Collected data entries
*-*-*
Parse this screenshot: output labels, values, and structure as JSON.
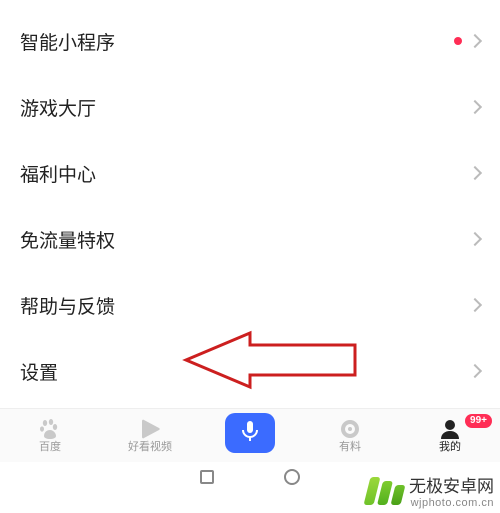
{
  "list": {
    "items": [
      {
        "label": "智能小程序",
        "hasDot": true
      },
      {
        "label": "游戏大厅",
        "hasDot": false
      },
      {
        "label": "福利中心",
        "hasDot": false
      },
      {
        "label": "免流量特权",
        "hasDot": false
      },
      {
        "label": "帮助与反馈",
        "hasDot": false
      },
      {
        "label": "设置",
        "hasDot": false
      }
    ]
  },
  "tabbar": {
    "tabs": [
      {
        "name": "baidu",
        "label": "百度",
        "active": false
      },
      {
        "name": "haokan",
        "label": "好看视频",
        "active": false
      },
      {
        "name": "mic",
        "label": "",
        "active": false
      },
      {
        "name": "youliao",
        "label": "有料",
        "active": false
      },
      {
        "name": "wode",
        "label": "我的",
        "active": true,
        "badge": "99+"
      }
    ]
  },
  "watermark": {
    "title": "无极安卓网",
    "url": "wjphoto.com.cn"
  },
  "colors": {
    "accent": "#3b6bff",
    "badge": "#ff2d55",
    "dot": "#ff2d55",
    "arrow": "#cc1f1f"
  }
}
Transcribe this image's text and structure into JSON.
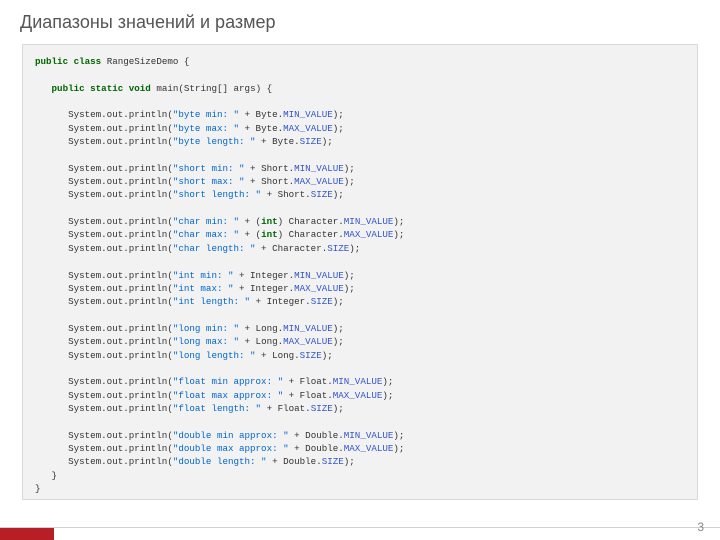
{
  "title": "Диапазоны значений и размер",
  "page_number": "3",
  "code": {
    "class_decl_kw1": "public",
    "class_decl_kw2": "class",
    "class_name": "RangeSizeDemo",
    "main_kw1": "public",
    "main_kw2": "static",
    "main_kw3": "void",
    "main_name": "main",
    "main_args": "String[] args",
    "lines": [
      {
        "obj": "System",
        "m1": "out",
        "m2": "println",
        "str": "\"byte min: \"",
        "plus": " + Byte.",
        "const": "MIN_VALUE",
        "end": ");"
      },
      {
        "obj": "System",
        "m1": "out",
        "m2": "println",
        "str": "\"byte max: \"",
        "plus": " + Byte.",
        "const": "MAX_VALUE",
        "end": ");"
      },
      {
        "obj": "System",
        "m1": "out",
        "m2": "println",
        "str": "\"byte length: \"",
        "plus": " + Byte.",
        "const": "SIZE",
        "end": ");"
      },
      {
        "blank": true
      },
      {
        "obj": "System",
        "m1": "out",
        "m2": "println",
        "str": "\"short min: \"",
        "plus": " + Short.",
        "const": "MIN_VALUE",
        "end": ");"
      },
      {
        "obj": "System",
        "m1": "out",
        "m2": "println",
        "str": "\"short max: \"",
        "plus": " + Short.",
        "const": "MAX_VALUE",
        "end": ");"
      },
      {
        "obj": "System",
        "m1": "out",
        "m2": "println",
        "str": "\"short length: \"",
        "plus": " + Short.",
        "const": "SIZE",
        "end": ");"
      },
      {
        "blank": true
      },
      {
        "obj": "System",
        "m1": "out",
        "m2": "println",
        "str": "\"char min: \"",
        "plus": " + (",
        "castkw": "int",
        "cast2": ") Character.",
        "const": "MIN_VALUE",
        "end": ");"
      },
      {
        "obj": "System",
        "m1": "out",
        "m2": "println",
        "str": "\"char max: \"",
        "plus": " + (",
        "castkw": "int",
        "cast2": ") Character.",
        "const": "MAX_VALUE",
        "end": ");"
      },
      {
        "obj": "System",
        "m1": "out",
        "m2": "println",
        "str": "\"char length: \"",
        "plus": " + Character.",
        "const": "SIZE",
        "end": ");"
      },
      {
        "blank": true
      },
      {
        "obj": "System",
        "m1": "out",
        "m2": "println",
        "str": "\"int min: \"",
        "plus": " + Integer.",
        "const": "MIN_VALUE",
        "end": ");"
      },
      {
        "obj": "System",
        "m1": "out",
        "m2": "println",
        "str": "\"int max: \"",
        "plus": " + Integer.",
        "const": "MAX_VALUE",
        "end": ");"
      },
      {
        "obj": "System",
        "m1": "out",
        "m2": "println",
        "str": "\"int length: \"",
        "plus": " + Integer.",
        "const": "SIZE",
        "end": ");"
      },
      {
        "blank": true
      },
      {
        "obj": "System",
        "m1": "out",
        "m2": "println",
        "str": "\"long min: \"",
        "plus": " + Long.",
        "const": "MIN_VALUE",
        "end": ");"
      },
      {
        "obj": "System",
        "m1": "out",
        "m2": "println",
        "str": "\"long max: \"",
        "plus": " + Long.",
        "const": "MAX_VALUE",
        "end": ");"
      },
      {
        "obj": "System",
        "m1": "out",
        "m2": "println",
        "str": "\"long length: \"",
        "plus": " + Long.",
        "const": "SIZE",
        "end": ");"
      },
      {
        "blank": true
      },
      {
        "obj": "System",
        "m1": "out",
        "m2": "println",
        "str": "\"float min approx: \"",
        "plus": " + Float.",
        "const": "MIN_VALUE",
        "end": ");"
      },
      {
        "obj": "System",
        "m1": "out",
        "m2": "println",
        "str": "\"float max approx: \"",
        "plus": " + Float.",
        "const": "MAX_VALUE",
        "end": ");"
      },
      {
        "obj": "System",
        "m1": "out",
        "m2": "println",
        "str": "\"float length: \"",
        "plus": " + Float.",
        "const": "SIZE",
        "end": ");"
      },
      {
        "blank": true
      },
      {
        "obj": "System",
        "m1": "out",
        "m2": "println",
        "str": "\"double min approx: \"",
        "plus": " + Double.",
        "const": "MIN_VALUE",
        "end": ");"
      },
      {
        "obj": "System",
        "m1": "out",
        "m2": "println",
        "str": "\"double max approx: \"",
        "plus": " + Double.",
        "const": "MAX_VALUE",
        "end": ");"
      },
      {
        "obj": "System",
        "m1": "out",
        "m2": "println",
        "str": "\"double length: \"",
        "plus": " + Double.",
        "const": "SIZE",
        "end": ");"
      }
    ]
  }
}
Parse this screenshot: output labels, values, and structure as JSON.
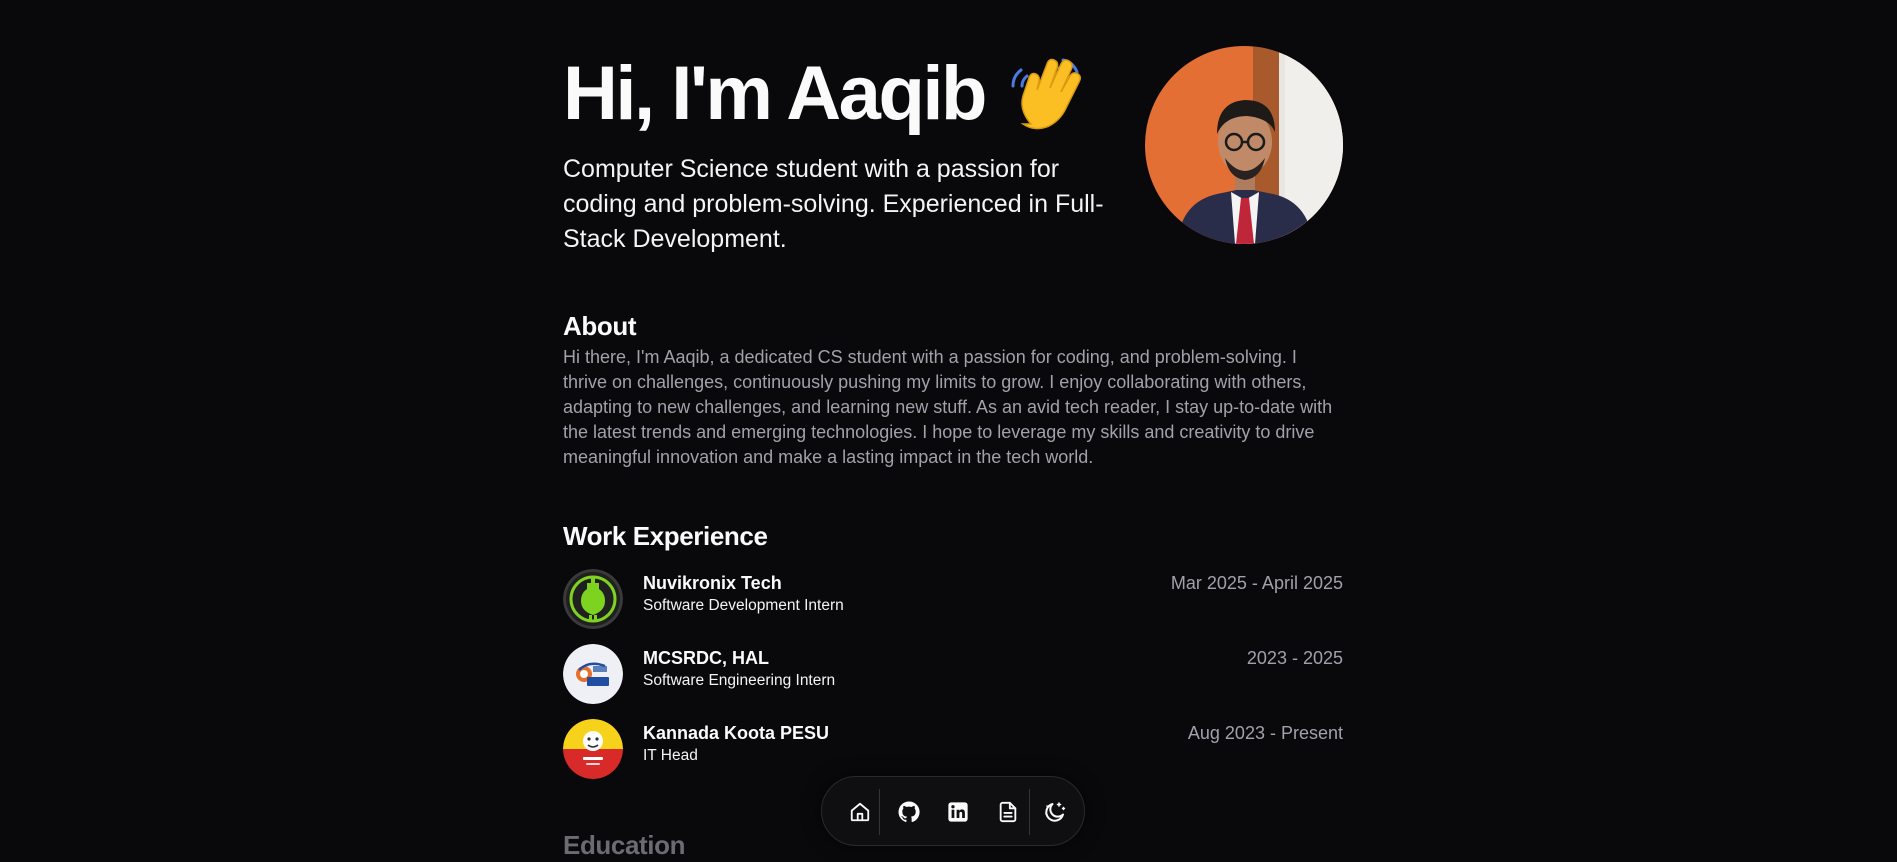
{
  "hero": {
    "title": "Hi, I'm Aaqib",
    "wave_icon": "waving-hand-emoji",
    "subtitle": "Computer Science student with a passion for coding and problem-solving. Experienced in Full-Stack Development.",
    "avatar": "profile-photo"
  },
  "about": {
    "title": "About",
    "body": "Hi there, I'm Aaqib, a dedicated CS student with a passion for coding, and problem-solving. I thrive on challenges, continuously pushing my limits to grow. I enjoy collaborating with others, adapting to new challenges, and learning new stuff. As an avid tech reader, I stay up-to-date with the latest trends and emerging technologies. I hope to leverage my skills and creativity to drive meaningful innovation and make a lasting impact in the tech world."
  },
  "work": {
    "title": "Work Experience",
    "items": [
      {
        "company": "Nuvikronix Tech",
        "role": "Software Development Intern",
        "dates": "Mar 2025 - April 2025",
        "logo": "nuvikronix-logo"
      },
      {
        "company": "MCSRDC, HAL",
        "role": "Software Engineering Intern",
        "dates": "2023 - 2025",
        "logo": "hal-logo"
      },
      {
        "company": "Kannada Koota PESU",
        "role": "IT Head",
        "dates": "Aug 2023 - Present",
        "logo": "kannada-koota-logo"
      }
    ]
  },
  "education": {
    "title": "Education"
  },
  "dock": {
    "icons": [
      "home-icon",
      "github-icon",
      "linkedin-icon",
      "resume-icon",
      "theme-toggle-icon"
    ]
  },
  "colors": {
    "background": "#09090b",
    "text": "#fafafa",
    "muted": "#a1a1aa",
    "accent_orange": "#e8773e"
  }
}
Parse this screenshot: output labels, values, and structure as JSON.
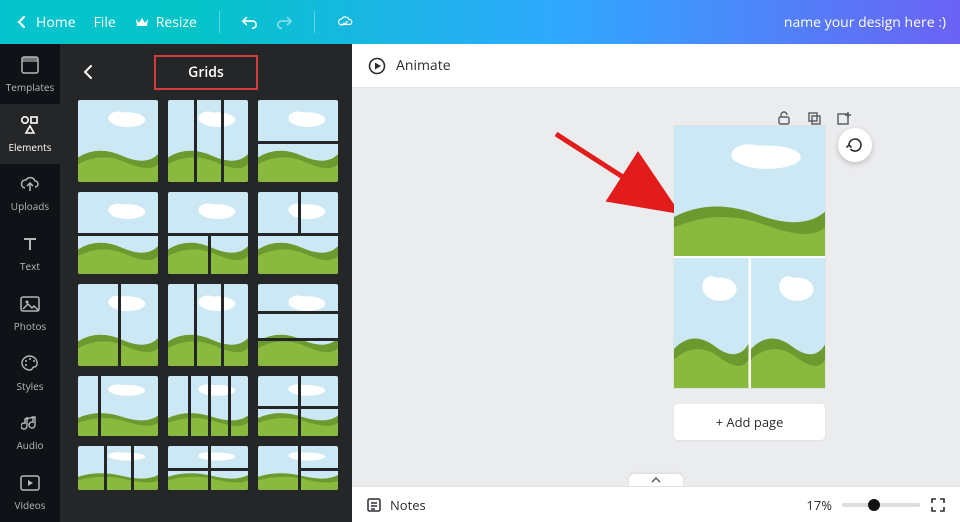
{
  "topbar": {
    "home": "Home",
    "file": "File",
    "resize": "Resize",
    "design_name": "name your design here :)"
  },
  "rail": {
    "items": [
      {
        "id": "templates",
        "label": "Templates"
      },
      {
        "id": "elements",
        "label": "Elements"
      },
      {
        "id": "uploads",
        "label": "Uploads"
      },
      {
        "id": "text",
        "label": "Text"
      },
      {
        "id": "photos",
        "label": "Photos"
      },
      {
        "id": "styles",
        "label": "Styles"
      },
      {
        "id": "audio",
        "label": "Audio"
      },
      {
        "id": "videos",
        "label": "Videos"
      }
    ],
    "active": "elements"
  },
  "panel": {
    "title": "Grids"
  },
  "canvas": {
    "animate_label": "Animate",
    "add_page_label": "+ Add page"
  },
  "footer": {
    "notes_label": "Notes",
    "zoom_text": "17%"
  },
  "colors": {
    "sky": "#cbe8f4",
    "grass_dark": "#6c9a2e",
    "grass_light": "#89b93d",
    "cloud": "#ffffff"
  }
}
*-*-*
### Short task
Return only the number of lines in the entries that contain the string "Development".

### Solution to this problem
2